→ Stated problem
Write out each line from the data below that includes the word "Management".

→ Task inputs

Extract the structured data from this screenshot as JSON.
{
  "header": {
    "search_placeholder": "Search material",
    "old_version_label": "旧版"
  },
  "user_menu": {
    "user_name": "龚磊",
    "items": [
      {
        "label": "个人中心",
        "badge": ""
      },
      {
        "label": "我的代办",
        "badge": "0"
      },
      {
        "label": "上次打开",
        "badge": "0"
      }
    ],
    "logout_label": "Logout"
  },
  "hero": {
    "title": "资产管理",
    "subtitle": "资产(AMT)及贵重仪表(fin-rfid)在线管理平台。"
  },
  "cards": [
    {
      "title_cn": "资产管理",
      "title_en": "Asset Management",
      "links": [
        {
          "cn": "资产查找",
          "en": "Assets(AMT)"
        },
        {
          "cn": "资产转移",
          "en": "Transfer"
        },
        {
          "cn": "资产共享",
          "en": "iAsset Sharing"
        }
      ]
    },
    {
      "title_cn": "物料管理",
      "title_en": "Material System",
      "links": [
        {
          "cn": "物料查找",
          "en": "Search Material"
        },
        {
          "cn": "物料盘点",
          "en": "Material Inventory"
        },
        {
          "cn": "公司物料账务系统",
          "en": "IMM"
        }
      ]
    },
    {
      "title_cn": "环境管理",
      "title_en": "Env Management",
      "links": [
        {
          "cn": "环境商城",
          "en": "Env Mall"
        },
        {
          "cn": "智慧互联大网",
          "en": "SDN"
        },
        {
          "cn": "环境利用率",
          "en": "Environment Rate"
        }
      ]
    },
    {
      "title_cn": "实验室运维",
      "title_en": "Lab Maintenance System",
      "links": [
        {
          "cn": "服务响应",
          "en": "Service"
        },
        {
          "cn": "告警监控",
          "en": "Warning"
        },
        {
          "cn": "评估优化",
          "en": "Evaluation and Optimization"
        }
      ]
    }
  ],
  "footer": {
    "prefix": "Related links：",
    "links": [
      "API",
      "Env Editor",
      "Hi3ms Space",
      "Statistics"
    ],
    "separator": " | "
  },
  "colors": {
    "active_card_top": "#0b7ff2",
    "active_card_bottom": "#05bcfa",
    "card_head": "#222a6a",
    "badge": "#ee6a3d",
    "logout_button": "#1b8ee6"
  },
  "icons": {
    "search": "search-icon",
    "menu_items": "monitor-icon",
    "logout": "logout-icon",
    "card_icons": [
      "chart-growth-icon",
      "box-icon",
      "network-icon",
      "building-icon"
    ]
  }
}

→ Solution for this task
      "title_en": "Asset Management",
      "title_en": "Env Management",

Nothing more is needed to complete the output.